* Task:
Comb through the entries for "število" and pull out each line that holds it.

* Records to process:
----------------------------------------
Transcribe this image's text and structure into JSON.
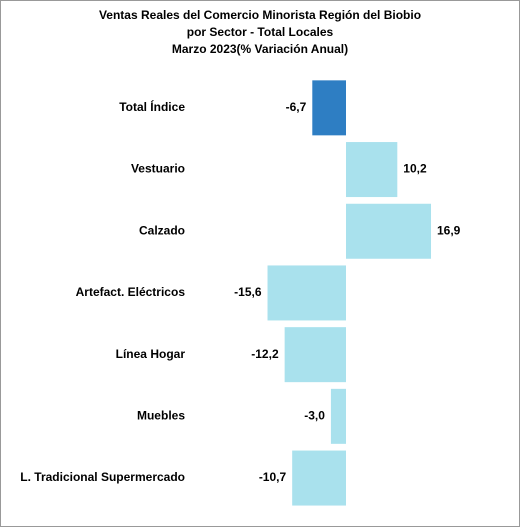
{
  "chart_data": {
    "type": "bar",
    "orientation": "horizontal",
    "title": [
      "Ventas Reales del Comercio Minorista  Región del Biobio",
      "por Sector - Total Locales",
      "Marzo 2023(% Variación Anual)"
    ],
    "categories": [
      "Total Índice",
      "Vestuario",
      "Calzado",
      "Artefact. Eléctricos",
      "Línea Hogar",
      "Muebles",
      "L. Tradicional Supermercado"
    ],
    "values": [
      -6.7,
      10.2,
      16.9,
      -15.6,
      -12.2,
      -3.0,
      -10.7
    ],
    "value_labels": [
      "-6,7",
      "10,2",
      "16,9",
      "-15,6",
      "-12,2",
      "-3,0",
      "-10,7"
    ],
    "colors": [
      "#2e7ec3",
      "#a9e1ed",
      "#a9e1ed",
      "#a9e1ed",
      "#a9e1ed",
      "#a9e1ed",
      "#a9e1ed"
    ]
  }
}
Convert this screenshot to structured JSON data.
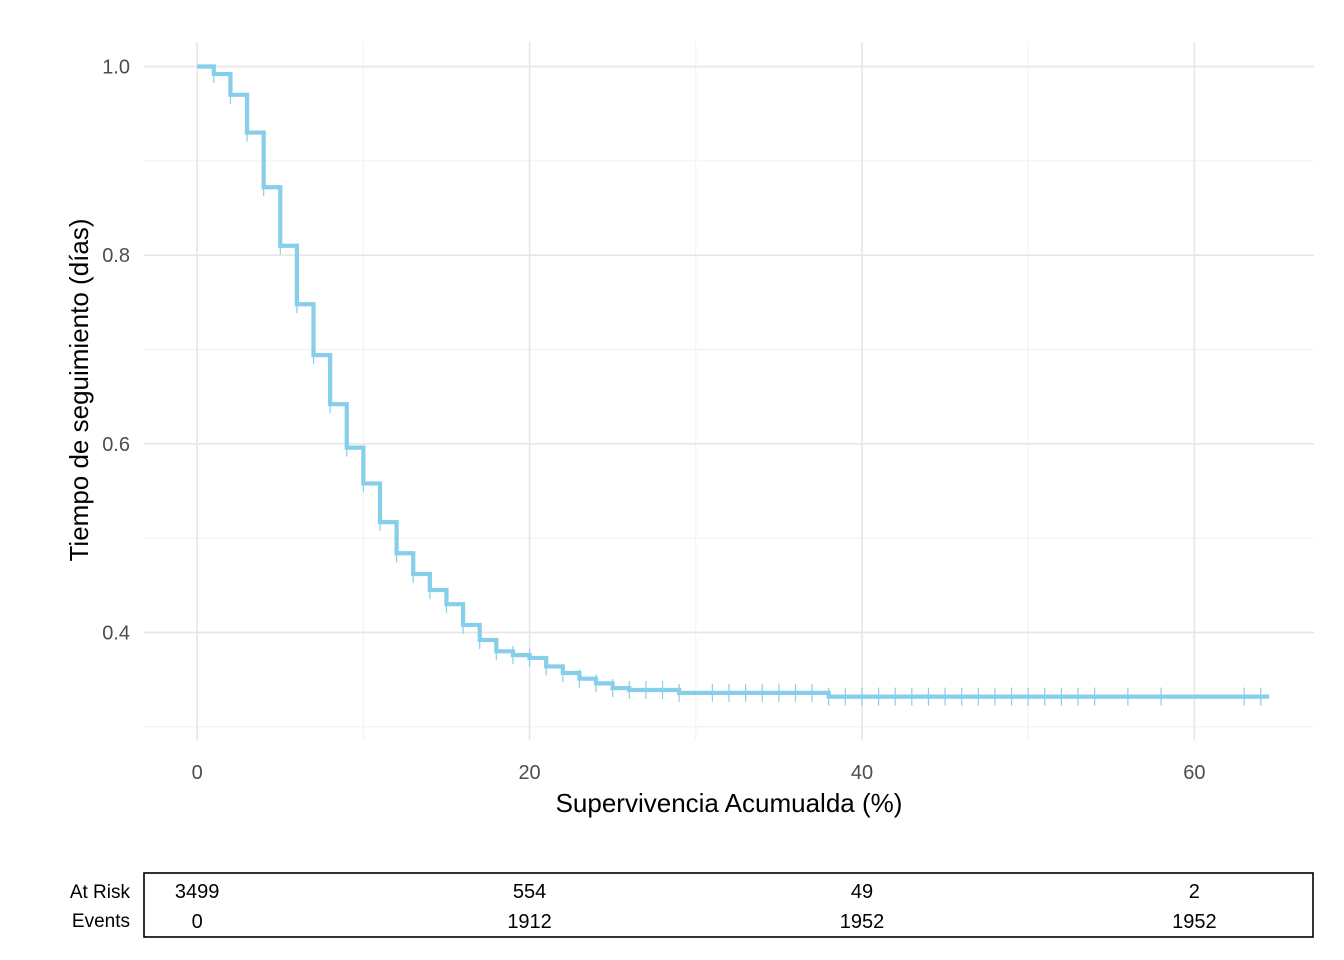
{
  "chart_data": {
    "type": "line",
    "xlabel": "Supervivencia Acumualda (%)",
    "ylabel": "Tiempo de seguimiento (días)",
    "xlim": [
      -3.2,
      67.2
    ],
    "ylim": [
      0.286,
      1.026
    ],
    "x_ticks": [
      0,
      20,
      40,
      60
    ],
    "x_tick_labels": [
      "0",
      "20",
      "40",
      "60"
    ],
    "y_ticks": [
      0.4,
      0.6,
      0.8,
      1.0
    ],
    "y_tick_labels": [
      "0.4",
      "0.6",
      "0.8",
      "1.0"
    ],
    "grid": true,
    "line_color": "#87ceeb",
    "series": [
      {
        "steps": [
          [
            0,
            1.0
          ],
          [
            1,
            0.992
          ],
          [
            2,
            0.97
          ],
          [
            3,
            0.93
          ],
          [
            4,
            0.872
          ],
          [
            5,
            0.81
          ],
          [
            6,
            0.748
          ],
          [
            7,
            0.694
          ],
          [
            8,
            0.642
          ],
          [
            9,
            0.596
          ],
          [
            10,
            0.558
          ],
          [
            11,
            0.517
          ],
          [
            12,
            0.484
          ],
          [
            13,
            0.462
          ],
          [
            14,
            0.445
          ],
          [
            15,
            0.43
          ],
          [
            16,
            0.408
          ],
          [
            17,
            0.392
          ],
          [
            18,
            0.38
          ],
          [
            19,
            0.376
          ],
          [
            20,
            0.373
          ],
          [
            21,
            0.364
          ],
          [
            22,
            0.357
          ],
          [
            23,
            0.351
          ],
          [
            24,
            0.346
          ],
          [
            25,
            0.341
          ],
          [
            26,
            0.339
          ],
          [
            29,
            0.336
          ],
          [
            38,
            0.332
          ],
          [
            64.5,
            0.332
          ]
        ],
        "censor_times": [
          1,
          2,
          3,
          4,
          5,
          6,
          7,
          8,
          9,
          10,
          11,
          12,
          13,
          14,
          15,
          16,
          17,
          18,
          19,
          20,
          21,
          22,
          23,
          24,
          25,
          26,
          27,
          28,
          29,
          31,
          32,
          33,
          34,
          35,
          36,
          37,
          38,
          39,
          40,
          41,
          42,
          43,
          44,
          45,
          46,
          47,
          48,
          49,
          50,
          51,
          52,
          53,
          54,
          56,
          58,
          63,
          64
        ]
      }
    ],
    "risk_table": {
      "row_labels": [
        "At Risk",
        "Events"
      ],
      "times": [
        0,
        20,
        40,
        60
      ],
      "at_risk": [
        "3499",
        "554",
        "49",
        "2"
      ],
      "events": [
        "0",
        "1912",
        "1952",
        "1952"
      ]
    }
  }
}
----------------------------------------
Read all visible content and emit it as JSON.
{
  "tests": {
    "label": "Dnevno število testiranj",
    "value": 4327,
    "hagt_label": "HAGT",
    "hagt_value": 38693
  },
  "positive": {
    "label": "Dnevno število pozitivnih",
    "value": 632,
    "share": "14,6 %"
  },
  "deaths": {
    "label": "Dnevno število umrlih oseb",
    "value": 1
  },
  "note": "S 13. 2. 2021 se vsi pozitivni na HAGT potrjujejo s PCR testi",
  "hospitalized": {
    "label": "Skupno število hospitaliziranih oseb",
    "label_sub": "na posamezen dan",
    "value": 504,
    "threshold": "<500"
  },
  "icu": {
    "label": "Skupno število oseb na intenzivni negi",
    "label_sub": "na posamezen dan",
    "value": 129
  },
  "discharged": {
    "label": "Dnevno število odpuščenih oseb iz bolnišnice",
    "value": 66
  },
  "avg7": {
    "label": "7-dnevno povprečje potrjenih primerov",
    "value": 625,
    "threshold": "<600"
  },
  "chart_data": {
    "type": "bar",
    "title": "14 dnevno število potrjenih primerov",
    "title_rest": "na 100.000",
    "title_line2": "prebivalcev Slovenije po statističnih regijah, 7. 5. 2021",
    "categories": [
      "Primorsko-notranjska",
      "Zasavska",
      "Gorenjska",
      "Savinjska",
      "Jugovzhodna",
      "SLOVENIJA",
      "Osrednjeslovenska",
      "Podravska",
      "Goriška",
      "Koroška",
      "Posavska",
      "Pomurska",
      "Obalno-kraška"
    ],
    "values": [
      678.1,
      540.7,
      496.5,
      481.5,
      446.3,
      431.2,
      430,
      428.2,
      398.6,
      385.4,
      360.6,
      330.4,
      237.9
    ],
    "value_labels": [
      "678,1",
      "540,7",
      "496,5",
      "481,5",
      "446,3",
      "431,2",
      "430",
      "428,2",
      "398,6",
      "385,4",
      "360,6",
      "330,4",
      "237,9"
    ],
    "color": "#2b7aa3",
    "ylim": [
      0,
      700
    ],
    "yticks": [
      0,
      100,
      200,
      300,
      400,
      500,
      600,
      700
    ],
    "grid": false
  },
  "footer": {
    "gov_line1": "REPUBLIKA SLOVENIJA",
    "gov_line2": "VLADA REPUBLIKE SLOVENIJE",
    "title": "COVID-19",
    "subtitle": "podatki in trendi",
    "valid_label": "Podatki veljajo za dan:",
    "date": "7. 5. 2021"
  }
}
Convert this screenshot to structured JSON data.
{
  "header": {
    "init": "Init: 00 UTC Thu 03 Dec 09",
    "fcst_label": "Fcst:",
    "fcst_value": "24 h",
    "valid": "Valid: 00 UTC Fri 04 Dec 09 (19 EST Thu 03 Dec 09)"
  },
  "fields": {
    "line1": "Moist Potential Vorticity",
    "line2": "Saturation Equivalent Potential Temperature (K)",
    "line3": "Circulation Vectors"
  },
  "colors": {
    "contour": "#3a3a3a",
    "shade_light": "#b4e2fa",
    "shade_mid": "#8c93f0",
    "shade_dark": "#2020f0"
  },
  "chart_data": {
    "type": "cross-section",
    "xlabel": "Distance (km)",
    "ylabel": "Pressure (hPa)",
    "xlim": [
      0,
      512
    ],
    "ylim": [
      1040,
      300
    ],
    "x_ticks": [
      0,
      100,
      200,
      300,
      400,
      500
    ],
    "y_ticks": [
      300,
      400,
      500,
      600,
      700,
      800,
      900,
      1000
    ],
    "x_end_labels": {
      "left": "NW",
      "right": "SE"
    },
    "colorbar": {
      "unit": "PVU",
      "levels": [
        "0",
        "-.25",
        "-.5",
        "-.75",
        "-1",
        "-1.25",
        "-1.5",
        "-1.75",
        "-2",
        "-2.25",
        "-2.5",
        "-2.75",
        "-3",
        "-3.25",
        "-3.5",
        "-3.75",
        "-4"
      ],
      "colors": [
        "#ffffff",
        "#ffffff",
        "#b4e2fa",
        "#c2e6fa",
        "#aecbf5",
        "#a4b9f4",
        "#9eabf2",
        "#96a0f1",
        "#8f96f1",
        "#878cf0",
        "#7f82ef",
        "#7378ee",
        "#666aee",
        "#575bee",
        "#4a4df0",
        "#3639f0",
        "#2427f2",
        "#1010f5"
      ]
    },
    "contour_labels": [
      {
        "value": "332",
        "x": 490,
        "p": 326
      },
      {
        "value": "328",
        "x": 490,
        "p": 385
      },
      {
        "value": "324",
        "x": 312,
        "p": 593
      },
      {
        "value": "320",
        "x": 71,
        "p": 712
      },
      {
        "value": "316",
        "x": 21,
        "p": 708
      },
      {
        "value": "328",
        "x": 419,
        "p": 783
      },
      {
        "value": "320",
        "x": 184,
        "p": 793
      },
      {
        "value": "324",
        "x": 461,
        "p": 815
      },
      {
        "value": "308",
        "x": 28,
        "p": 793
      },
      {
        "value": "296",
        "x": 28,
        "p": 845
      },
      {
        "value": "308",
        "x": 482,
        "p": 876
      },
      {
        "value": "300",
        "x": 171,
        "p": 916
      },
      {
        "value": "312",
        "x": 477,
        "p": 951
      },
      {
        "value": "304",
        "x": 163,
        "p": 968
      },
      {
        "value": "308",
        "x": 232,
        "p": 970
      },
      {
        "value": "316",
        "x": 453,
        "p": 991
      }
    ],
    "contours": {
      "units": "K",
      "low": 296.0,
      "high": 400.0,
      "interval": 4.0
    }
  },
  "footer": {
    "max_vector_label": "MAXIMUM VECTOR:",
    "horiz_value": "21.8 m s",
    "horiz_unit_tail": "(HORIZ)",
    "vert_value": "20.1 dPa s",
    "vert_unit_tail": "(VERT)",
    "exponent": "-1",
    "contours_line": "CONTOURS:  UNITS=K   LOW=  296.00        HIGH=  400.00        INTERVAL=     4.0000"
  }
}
----------------------------------------
* The reply:
    "label": "Dnevno število testiranj",
    "label": "Dnevno število pozitivnih",
    "label": "Dnevno število umrlih oseb",
    "label": "Skupno število hospitaliziranih oseb",
    "label": "Skupno število oseb na intenzivni negi",
    "label": "Dnevno število odpuščenih oseb iz bolnišnice",
    "title": "14 dnevno število potrjenih primerov",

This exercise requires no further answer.